━━━ RAW DATA

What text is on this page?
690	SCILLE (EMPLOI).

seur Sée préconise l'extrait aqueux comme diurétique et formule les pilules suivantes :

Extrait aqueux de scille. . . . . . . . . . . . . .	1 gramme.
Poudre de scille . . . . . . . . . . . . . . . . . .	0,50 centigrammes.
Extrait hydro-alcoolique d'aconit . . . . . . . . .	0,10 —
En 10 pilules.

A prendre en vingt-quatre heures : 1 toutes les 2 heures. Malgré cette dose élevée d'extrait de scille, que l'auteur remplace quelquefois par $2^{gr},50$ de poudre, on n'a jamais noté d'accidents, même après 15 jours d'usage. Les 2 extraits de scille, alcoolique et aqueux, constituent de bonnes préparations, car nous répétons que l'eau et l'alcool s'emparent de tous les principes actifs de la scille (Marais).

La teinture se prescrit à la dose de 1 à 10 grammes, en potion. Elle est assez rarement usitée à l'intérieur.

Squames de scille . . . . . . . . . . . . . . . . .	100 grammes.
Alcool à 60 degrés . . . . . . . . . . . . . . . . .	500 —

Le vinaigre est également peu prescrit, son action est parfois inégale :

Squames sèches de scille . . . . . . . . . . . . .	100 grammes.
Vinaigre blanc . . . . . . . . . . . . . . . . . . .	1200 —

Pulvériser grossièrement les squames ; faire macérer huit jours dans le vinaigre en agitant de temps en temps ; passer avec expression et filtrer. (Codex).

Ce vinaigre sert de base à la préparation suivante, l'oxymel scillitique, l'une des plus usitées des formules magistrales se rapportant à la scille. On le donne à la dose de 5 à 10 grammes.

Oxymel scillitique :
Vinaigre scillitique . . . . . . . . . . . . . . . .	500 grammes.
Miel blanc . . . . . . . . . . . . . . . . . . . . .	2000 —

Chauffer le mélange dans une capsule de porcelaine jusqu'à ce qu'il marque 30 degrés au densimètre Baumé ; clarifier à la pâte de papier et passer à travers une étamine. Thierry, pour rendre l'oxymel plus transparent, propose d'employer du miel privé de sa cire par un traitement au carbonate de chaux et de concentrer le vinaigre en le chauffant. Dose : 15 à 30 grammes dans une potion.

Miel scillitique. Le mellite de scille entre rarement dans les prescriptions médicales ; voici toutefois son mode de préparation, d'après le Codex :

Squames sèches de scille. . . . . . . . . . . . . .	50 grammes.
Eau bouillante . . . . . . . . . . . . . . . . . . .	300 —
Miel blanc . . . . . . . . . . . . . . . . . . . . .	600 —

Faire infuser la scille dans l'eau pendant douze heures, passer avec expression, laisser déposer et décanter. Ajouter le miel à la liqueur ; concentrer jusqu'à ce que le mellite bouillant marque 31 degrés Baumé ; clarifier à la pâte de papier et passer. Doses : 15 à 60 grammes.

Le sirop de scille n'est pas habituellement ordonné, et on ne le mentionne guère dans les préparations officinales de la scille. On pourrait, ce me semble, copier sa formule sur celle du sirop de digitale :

━━━━━━
━━━ RAW DATA

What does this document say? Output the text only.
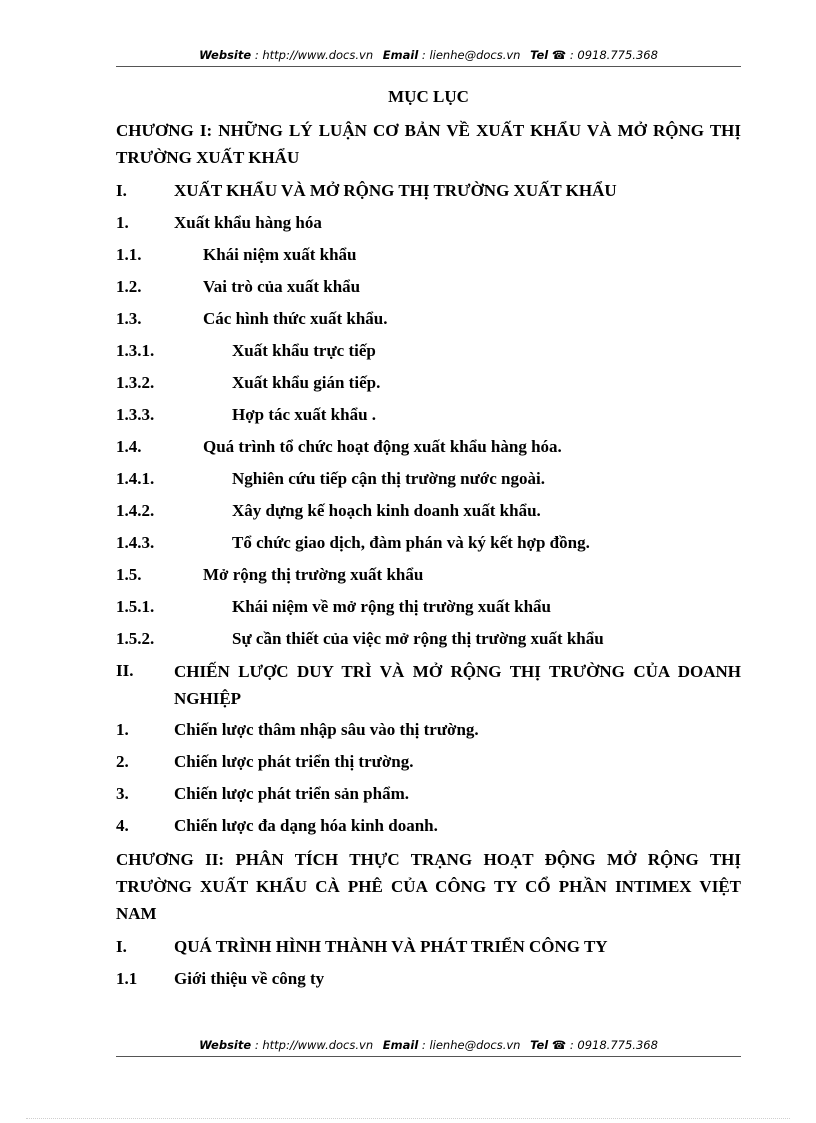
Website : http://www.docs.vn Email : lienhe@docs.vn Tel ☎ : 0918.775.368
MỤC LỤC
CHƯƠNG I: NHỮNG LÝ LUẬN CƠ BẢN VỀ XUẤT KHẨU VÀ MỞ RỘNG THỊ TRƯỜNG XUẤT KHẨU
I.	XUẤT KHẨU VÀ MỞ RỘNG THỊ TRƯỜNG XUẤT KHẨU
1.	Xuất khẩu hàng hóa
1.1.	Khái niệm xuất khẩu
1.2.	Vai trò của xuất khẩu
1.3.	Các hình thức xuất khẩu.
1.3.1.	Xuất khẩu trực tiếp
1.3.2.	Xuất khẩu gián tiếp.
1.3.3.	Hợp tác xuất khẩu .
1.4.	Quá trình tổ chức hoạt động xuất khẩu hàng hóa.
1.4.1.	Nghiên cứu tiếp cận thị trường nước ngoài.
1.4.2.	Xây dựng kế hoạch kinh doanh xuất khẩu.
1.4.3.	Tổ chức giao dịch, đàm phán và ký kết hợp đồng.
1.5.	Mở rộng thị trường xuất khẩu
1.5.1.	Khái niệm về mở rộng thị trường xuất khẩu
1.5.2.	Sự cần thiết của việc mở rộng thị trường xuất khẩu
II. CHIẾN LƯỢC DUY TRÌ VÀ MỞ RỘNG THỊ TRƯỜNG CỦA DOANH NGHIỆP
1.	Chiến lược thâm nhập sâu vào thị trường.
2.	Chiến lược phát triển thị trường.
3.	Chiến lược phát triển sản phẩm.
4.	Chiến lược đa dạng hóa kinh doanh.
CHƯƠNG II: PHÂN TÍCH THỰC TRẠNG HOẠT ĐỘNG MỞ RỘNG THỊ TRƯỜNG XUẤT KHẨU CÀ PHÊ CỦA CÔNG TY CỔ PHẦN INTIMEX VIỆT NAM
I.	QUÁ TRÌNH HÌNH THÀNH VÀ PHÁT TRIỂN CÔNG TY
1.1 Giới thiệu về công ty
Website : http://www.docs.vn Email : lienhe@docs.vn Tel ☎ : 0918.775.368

━━━━━━
━━━ RAW DATA

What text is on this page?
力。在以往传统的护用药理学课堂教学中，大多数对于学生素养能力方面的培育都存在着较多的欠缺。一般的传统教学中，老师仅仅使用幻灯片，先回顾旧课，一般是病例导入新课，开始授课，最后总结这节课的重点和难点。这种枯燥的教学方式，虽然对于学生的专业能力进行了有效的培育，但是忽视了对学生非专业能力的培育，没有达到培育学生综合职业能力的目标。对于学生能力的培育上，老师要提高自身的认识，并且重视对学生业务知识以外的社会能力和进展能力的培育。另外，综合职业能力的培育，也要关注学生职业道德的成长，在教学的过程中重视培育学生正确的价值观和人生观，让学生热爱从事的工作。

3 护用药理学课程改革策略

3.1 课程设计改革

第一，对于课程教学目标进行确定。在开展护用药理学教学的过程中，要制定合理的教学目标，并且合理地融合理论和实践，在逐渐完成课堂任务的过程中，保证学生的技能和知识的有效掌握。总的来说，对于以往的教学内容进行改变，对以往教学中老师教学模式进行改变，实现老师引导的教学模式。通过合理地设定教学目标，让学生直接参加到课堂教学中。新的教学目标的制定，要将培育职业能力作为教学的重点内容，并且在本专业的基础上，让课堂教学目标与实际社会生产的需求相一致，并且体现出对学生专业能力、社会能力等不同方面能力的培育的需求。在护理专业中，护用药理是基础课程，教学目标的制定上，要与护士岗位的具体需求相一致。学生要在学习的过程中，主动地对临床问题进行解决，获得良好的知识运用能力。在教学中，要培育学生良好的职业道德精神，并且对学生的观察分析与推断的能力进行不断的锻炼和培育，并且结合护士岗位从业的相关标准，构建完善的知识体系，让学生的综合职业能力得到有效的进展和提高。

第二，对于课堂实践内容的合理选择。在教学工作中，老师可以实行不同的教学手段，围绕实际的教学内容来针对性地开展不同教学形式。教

━━━━━━

== OBJECTIVE ==
Gather each line in these records that contains the string "mellite".

== ANSWER TO THIS EXERCISE ==
Miel scillitique. Le mellite de scille entre rarement dans les prescriptions médicales ; voici toutefois son mode de préparation, d'après le Codex :
Faire infuser la scille dans l'eau pendant douze heures, passer avec expression, laisser déposer et décanter. Ajouter le miel à la liqueur ; concentrer jusqu'à ce que le mellite bouillant marque 31 degrés Baumé ; clarifier à la pâte de papier et passer. Doses : 15 à 60 grammes.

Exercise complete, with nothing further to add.